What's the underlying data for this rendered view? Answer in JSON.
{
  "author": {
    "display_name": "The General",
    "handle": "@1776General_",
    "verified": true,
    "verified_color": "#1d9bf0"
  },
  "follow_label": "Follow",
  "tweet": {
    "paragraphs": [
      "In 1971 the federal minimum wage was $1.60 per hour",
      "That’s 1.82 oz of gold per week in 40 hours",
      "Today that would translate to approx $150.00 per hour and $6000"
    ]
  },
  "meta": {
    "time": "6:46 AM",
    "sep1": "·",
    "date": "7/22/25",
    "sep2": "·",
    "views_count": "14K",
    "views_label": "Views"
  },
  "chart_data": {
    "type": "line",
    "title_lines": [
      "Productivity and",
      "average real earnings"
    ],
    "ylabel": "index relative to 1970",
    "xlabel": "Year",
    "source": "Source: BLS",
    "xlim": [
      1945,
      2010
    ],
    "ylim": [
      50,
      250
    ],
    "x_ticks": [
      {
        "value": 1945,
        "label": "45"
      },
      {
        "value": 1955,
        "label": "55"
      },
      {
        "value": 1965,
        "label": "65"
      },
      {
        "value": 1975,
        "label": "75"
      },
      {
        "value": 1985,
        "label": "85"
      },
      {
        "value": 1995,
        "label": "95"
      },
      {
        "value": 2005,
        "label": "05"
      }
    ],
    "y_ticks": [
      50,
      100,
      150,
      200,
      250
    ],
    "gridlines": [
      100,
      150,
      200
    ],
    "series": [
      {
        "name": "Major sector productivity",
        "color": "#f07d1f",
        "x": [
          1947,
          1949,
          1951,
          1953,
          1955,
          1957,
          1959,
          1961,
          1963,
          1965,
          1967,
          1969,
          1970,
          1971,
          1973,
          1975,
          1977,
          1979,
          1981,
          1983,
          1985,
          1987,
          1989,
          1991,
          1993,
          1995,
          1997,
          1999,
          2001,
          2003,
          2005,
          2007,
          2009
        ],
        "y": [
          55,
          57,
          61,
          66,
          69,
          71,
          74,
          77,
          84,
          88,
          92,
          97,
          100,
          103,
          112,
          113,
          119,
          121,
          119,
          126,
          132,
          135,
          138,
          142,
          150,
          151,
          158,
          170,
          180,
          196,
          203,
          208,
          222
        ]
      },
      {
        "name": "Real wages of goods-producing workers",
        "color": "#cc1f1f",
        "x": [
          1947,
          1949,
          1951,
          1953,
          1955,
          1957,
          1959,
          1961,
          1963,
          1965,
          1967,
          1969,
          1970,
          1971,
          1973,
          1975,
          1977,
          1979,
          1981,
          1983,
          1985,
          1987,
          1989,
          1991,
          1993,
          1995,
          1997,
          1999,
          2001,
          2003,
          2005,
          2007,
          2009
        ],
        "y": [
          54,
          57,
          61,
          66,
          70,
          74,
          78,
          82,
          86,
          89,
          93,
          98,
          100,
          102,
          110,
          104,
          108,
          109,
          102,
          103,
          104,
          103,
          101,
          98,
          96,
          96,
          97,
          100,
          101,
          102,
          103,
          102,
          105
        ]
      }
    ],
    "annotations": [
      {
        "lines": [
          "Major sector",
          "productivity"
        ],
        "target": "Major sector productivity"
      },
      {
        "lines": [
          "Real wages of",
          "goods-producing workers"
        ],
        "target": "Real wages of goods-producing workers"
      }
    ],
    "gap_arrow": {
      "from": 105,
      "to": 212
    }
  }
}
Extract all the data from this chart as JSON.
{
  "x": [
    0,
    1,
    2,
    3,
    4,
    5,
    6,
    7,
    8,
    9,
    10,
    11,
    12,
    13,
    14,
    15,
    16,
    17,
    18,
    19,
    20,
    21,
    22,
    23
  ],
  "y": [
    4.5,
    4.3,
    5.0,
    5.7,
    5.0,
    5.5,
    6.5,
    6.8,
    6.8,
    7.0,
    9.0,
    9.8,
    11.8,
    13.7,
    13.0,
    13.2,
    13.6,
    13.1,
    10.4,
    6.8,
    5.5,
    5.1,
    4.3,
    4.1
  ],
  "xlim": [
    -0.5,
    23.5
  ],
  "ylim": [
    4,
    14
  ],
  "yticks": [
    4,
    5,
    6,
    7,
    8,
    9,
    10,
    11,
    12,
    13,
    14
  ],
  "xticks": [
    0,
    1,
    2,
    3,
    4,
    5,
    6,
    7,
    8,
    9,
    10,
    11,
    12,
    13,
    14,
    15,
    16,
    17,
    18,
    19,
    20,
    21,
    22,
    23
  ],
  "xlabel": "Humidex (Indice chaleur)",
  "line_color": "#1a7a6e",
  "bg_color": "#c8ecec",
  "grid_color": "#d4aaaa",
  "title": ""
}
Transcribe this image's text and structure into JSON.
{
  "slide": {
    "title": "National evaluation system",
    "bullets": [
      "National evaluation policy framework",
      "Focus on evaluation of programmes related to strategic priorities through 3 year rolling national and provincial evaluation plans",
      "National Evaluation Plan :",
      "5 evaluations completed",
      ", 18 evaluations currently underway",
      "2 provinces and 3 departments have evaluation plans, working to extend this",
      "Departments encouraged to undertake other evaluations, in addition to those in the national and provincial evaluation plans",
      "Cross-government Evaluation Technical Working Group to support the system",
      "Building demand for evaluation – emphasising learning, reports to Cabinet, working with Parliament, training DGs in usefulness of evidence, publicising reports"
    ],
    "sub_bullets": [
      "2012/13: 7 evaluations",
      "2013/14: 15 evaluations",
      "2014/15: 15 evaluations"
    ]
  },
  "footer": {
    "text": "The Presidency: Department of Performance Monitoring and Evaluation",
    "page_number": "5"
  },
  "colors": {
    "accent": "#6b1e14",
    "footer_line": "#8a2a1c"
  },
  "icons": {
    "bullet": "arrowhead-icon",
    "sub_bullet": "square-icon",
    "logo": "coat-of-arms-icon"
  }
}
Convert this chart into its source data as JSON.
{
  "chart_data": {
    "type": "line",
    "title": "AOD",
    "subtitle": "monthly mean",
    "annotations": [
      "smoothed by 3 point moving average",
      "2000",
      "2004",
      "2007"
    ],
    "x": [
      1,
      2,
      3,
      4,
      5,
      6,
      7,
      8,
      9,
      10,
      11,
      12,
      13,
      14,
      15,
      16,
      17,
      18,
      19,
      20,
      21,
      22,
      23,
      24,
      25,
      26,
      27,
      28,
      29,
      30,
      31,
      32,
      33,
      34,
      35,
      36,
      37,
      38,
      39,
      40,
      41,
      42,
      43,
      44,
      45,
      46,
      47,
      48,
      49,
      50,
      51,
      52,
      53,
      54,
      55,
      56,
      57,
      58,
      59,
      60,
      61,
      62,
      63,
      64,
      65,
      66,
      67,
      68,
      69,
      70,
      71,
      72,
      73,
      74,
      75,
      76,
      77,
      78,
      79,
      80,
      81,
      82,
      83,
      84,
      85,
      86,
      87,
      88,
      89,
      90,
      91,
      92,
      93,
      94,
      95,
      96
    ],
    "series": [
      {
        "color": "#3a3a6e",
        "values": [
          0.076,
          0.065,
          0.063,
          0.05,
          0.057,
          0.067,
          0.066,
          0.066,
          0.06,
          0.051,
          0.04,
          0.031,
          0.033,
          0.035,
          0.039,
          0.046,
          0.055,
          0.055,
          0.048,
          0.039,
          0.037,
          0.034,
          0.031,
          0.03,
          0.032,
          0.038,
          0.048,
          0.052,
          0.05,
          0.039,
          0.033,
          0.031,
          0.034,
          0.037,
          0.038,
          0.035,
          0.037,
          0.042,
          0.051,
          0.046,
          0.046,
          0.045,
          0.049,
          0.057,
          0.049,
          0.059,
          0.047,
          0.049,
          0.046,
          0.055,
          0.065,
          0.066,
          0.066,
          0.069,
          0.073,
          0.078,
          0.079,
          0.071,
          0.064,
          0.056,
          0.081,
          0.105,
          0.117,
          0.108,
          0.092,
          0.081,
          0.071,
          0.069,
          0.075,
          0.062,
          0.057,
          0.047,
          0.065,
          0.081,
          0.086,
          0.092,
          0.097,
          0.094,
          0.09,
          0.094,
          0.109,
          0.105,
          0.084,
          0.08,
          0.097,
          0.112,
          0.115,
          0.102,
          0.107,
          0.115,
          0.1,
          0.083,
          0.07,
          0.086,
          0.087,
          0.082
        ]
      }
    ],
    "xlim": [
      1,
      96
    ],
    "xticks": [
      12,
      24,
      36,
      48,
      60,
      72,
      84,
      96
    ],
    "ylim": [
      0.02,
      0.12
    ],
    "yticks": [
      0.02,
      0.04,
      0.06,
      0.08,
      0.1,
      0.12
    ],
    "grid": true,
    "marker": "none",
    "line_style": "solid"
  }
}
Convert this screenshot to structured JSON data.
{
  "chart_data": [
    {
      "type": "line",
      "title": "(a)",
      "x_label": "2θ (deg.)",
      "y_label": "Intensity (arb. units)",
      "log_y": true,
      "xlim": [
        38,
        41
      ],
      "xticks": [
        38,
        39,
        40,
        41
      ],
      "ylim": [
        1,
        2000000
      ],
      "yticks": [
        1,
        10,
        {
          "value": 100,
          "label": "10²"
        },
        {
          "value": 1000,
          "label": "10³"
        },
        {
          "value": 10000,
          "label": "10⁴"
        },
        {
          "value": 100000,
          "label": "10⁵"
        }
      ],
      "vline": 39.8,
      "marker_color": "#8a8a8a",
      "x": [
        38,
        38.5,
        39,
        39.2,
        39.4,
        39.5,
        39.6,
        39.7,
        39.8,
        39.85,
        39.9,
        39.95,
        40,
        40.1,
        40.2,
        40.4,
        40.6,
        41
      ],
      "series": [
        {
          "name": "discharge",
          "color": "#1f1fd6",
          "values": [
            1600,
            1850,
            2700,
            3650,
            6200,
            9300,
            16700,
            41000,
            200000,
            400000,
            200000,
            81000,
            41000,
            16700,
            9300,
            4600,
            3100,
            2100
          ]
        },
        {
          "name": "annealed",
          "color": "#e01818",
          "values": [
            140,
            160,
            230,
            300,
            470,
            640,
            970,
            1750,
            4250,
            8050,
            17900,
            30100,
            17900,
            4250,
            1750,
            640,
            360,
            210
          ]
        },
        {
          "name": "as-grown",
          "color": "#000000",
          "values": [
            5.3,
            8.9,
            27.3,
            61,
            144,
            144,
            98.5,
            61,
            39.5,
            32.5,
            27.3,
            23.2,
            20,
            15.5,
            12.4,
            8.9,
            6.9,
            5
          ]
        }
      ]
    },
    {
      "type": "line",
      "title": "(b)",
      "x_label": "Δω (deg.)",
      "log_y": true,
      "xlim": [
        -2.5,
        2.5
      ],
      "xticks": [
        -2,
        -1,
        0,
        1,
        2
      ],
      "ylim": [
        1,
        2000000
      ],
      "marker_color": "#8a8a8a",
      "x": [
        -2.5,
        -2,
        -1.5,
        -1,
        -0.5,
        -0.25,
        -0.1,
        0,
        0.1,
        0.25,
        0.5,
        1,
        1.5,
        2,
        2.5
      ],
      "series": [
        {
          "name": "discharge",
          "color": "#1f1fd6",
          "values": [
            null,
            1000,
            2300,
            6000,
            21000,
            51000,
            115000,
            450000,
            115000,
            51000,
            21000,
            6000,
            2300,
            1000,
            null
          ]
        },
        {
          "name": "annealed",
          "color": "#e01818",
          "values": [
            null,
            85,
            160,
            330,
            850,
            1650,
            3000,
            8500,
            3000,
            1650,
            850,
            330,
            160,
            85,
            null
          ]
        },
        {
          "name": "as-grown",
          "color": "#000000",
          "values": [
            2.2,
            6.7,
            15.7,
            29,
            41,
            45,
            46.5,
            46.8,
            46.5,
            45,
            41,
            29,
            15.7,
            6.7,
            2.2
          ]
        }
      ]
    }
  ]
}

• • •

Task description:
Show every line above in which the word "from" occurs.

Correct result:
      "from": 105,
Extract all the data from this chart as JSON.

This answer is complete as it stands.